§ Task requirements:
Identify all lines in the data containing the string "kousodannenfax". Copy them out.

§ Data section:
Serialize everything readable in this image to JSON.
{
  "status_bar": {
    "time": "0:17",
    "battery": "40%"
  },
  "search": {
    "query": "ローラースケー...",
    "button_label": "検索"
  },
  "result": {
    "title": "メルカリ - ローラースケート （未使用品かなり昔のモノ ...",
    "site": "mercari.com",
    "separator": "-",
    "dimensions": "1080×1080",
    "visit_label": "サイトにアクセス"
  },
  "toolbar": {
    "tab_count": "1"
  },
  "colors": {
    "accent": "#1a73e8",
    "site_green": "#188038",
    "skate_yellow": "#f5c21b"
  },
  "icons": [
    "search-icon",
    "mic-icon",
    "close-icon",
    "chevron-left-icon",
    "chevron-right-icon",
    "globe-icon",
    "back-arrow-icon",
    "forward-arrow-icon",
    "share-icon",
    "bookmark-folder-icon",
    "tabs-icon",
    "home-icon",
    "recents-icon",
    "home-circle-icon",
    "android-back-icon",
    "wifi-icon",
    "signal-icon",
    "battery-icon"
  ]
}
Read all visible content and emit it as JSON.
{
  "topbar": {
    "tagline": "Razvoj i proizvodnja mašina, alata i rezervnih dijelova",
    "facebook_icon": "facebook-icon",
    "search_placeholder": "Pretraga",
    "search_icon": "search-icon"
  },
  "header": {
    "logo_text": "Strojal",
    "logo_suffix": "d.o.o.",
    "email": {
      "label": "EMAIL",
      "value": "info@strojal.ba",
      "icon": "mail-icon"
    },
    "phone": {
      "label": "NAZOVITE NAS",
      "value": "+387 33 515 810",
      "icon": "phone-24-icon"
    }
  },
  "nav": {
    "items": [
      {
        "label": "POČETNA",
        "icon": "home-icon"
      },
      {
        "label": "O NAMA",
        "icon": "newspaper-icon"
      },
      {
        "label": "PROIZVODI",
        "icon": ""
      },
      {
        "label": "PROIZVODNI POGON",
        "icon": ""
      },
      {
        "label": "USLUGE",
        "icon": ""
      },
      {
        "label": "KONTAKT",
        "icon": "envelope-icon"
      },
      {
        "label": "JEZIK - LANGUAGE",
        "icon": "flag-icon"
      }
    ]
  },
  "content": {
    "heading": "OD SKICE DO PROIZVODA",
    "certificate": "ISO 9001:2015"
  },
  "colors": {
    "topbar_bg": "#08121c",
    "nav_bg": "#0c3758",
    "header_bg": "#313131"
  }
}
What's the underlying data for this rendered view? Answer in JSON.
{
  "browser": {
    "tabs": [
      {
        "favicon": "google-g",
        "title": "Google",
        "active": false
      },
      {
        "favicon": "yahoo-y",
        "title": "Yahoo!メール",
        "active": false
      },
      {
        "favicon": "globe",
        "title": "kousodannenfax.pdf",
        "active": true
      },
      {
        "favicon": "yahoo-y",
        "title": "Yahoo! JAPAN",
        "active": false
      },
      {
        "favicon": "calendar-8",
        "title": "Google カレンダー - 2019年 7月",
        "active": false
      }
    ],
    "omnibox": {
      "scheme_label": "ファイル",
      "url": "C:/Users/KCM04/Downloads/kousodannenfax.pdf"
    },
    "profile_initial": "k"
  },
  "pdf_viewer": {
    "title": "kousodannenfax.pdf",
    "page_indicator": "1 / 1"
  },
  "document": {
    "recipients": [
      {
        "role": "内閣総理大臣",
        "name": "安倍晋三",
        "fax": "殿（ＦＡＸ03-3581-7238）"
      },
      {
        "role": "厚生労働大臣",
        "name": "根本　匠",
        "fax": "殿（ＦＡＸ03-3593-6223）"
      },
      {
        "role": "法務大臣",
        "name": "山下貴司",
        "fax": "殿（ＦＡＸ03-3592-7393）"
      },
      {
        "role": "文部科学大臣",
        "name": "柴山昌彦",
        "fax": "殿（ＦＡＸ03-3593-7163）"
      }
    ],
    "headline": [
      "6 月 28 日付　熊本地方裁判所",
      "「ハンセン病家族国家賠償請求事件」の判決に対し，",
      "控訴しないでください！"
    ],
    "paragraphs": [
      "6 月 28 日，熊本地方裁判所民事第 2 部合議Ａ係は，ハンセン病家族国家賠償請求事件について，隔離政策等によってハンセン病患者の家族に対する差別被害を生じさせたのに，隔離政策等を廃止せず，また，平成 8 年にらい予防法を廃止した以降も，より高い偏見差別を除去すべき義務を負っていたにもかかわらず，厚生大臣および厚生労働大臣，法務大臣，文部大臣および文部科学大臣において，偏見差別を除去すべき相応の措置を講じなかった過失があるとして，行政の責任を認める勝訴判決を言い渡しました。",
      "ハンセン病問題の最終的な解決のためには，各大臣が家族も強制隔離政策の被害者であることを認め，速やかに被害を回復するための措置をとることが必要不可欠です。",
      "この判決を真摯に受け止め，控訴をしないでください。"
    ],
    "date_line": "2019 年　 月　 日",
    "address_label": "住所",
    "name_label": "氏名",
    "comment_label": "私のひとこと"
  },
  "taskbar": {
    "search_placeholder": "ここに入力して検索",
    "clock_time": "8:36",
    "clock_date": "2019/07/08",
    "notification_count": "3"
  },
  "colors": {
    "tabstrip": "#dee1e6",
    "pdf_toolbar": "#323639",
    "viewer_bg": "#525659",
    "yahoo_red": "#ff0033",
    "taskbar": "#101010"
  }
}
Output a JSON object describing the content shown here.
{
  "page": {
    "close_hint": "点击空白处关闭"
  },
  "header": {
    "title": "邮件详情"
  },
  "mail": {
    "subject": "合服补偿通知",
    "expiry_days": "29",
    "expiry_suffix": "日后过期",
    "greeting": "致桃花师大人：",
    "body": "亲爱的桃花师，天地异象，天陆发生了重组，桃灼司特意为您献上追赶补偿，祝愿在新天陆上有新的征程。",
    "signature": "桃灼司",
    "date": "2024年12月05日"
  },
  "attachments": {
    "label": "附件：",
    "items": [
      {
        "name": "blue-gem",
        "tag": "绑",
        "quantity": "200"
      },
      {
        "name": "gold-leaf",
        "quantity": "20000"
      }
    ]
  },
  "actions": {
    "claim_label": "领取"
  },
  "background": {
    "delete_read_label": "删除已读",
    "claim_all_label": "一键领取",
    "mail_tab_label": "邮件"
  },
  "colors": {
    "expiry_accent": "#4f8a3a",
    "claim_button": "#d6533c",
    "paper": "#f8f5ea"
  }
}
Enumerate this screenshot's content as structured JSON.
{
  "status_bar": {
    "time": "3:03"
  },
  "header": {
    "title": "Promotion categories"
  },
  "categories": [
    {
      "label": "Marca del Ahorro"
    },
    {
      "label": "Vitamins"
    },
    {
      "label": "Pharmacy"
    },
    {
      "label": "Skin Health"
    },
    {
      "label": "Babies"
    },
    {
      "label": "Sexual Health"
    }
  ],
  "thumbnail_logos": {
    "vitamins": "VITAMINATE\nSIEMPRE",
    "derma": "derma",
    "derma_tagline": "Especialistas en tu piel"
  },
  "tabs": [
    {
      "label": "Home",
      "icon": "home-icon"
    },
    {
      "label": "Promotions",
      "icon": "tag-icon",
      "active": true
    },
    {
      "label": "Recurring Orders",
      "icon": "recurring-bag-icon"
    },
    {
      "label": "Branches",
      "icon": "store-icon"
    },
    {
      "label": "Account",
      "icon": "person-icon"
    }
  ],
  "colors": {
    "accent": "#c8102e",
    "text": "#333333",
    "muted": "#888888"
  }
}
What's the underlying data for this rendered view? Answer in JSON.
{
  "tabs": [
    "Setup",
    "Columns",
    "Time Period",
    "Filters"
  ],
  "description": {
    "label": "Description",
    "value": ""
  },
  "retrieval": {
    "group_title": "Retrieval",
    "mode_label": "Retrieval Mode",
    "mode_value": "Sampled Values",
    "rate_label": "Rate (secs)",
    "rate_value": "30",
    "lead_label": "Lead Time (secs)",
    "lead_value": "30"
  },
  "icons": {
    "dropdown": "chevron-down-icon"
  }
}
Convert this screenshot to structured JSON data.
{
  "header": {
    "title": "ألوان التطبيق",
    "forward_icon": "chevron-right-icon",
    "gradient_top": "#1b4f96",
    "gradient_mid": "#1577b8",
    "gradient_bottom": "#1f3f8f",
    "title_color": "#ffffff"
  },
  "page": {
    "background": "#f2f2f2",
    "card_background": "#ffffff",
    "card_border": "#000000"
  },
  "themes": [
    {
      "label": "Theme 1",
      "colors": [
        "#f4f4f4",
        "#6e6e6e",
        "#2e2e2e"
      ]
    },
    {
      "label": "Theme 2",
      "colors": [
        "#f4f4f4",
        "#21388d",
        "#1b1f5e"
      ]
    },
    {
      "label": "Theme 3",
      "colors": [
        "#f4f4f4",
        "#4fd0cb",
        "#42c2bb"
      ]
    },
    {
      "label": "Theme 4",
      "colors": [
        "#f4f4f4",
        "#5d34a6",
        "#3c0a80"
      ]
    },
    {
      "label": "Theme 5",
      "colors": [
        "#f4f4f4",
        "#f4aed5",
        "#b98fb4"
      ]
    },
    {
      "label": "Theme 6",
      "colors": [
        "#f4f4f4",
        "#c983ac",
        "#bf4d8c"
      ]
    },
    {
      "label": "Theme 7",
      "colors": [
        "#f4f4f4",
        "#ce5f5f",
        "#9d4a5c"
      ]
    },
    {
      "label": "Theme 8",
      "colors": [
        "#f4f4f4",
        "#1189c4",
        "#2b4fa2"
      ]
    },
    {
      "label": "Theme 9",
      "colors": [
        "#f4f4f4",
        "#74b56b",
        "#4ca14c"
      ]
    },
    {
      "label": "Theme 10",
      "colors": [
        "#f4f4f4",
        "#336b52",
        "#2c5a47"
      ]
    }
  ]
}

§ Task solution:
        "title": "kousodannenfax.pdf",
      "url": "C:/Users/KCM04/Downloads/kousodannenfax.pdf"
    "title": "kousodannenfax.pdf",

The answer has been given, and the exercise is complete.